__Supplied records__:
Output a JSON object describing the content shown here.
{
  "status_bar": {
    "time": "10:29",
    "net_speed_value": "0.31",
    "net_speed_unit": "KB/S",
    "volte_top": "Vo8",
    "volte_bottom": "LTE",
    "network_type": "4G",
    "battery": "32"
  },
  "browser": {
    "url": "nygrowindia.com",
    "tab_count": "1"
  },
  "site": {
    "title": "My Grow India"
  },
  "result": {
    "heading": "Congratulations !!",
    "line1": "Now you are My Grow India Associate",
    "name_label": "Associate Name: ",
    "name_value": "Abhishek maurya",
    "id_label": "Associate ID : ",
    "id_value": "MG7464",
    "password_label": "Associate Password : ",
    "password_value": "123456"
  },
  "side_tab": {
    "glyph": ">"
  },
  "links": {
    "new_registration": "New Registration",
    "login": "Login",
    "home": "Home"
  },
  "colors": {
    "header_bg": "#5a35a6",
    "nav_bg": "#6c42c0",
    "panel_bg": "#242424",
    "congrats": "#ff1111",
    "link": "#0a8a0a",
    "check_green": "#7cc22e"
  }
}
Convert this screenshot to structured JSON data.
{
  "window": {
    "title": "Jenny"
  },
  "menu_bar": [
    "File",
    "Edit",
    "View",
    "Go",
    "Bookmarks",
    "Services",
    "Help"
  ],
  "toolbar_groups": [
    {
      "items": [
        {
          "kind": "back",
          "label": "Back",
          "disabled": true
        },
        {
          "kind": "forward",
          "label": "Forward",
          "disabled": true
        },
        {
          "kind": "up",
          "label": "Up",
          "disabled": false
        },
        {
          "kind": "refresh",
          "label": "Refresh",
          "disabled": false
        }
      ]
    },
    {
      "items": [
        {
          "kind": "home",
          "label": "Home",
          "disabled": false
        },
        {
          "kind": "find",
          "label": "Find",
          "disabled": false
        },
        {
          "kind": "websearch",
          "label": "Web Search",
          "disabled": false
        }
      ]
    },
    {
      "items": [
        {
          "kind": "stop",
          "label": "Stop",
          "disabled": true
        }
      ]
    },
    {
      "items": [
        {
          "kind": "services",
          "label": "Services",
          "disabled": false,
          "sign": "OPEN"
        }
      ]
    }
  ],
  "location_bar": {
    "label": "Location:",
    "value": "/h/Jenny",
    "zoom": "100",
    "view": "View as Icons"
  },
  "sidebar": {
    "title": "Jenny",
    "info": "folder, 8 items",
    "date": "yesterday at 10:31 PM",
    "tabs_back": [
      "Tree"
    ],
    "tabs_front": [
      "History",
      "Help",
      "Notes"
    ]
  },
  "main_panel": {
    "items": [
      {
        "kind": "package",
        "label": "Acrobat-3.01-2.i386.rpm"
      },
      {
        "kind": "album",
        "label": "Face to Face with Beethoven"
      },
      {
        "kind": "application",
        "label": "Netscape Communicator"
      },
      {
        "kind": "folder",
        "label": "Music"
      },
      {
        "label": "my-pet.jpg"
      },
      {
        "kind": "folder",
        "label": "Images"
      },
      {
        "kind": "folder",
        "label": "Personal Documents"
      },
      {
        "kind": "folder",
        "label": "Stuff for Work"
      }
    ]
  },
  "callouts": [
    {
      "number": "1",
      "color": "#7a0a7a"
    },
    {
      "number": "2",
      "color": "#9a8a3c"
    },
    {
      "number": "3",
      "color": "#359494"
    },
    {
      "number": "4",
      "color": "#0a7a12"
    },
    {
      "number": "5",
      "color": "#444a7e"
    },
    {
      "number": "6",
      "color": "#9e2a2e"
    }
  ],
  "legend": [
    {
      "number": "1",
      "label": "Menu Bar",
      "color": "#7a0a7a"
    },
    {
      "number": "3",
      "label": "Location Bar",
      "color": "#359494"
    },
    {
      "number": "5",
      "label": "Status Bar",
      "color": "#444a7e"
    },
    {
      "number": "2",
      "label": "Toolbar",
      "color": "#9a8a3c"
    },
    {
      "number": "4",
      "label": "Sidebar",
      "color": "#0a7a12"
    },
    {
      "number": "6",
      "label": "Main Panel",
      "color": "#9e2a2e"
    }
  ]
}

__Problem description__: Reproduce each entry exactly, leaving out nothing.

__Answer__:
Output a JSON object describing the content shown here.
{
  "status_bar": {
    "time": "10:29",
    "net_speed_value": "0.31",
    "net_speed_unit": "KB/S",
    "volte_top": "Vo8",
    "volte_bottom": "LTE",
    "network_type": "4G",
    "battery": "32"
  },
  "browser": {
    "url": "nygrowindia.com",
    "tab_count": "1"
  },
  "site": {
    "title": "My Grow India"
  },
  "result": {
    "heading": "Congratulations !!",
    "line1": "Now you are My Grow India Associate",
    "name_label": "Associate Name: ",
    "name_value": "Abhishek maurya",
    "id_label": "Associate ID : ",
    "id_value": "MG7464",
    "password_label": "Associate Password : ",
    "password_value": "123456"
  },
  "side_tab": {
    "glyph": ">"
  },
  "links": {
    "new_registration": "New Registration",
    "login": "Login",
    "home": "Home"
  },
  "colors": {
    "header_bg": "#5a35a6",
    "nav_bg": "#6c42c0",
    "panel_bg": "#242424",
    "congrats": "#ff1111",
    "link": "#0a8a0a",
    "check_green": "#7cc22e"
  }
}
Convert this screenshot to structured JSON data.
{
  "window": {
    "title": "Jenny"
  },
  "menu_bar": [
    "File",
    "Edit",
    "View",
    "Go",
    "Bookmarks",
    "Services",
    "Help"
  ],
  "toolbar_groups": [
    {
      "items": [
        {
          "kind": "back",
          "label": "Back",
          "disabled": true
        },
        {
          "kind": "forward",
          "label": "Forward",
          "disabled": true
        },
        {
          "kind": "up",
          "label": "Up",
          "disabled": false
        },
        {
          "kind": "refresh",
          "label": "Refresh",
          "disabled": false
        }
      ]
    },
    {
      "items": [
        {
          "kind": "home",
          "label": "Home",
          "disabled": false
        },
        {
          "kind": "find",
          "label": "Find",
          "disabled": false
        },
        {
          "kind": "websearch",
          "label": "Web Search",
          "disabled": false
        }
      ]
    },
    {
      "items": [
        {
          "kind": "stop",
          "label": "Stop",
          "disabled": true
        }
      ]
    },
    {
      "items": [
        {
          "kind": "services",
          "label": "Services",
          "disabled": false,
          "sign": "OPEN"
        }
      ]
    }
  ],
  "location_bar": {
    "label": "Location:",
    "value": "/h/Jenny",
    "zoom": "100",
    "view": "View as Icons"
  },
  "sidebar": {
    "title": "Jenny",
    "info": "folder, 8 items",
    "date": "yesterday at 10:31 PM",
    "tabs_back": [
      "Tree"
    ],
    "tabs_front": [
      "History",
      "Help",
      "Notes"
    ]
  },
  "main_panel": {
    "items": [
      {
        "kind": "package",
        "label": "Acrobat-3.01-2.i386.rpm"
      },
      {
        "kind": "album",
        "label": "Face to Face with Beethoven"
      },
      {
        "kind": "application",
        "label": "Netscape Communicator"
      },
      {
        "kind": "folder",
        "label": "Music"
      },
      {
        "label": "my-pet.jpg"
      },
      {
        "kind": "folder",
        "label": "Images"
      },
      {
        "kind": "folder",
        "label": "Personal Documents"
      },
      {
        "kind": "folder",
        "label": "Stuff for Work"
      }
    ]
  },
  "callouts": [
    {
      "number": "1",
      "color": "#7a0a7a"
    },
    {
      "number": "2",
      "color": "#9a8a3c"
    },
    {
      "number": "3",
      "color": "#359494"
    },
    {
      "number": "4",
      "color": "#0a7a12"
    },
    {
      "number": "5",
      "color": "#444a7e"
    },
    {
      "number": "6",
      "color": "#9e2a2e"
    }
  ],
  "legend": [
    {
      "number": "1",
      "label": "Menu Bar",
      "color": "#7a0a7a"
    },
    {
      "number": "3",
      "label": "Location Bar",
      "color": "#359494"
    },
    {
      "number": "5",
      "label": "Status Bar",
      "color": "#444a7e"
    },
    {
      "number": "2",
      "label": "Toolbar",
      "color": "#9a8a3c"
    },
    {
      "number": "4",
      "label": "Sidebar",
      "color": "#0a7a12"
    },
    {
      "number": "6",
      "label": "Main Panel",
      "color": "#9e2a2e"
    }
  ]
}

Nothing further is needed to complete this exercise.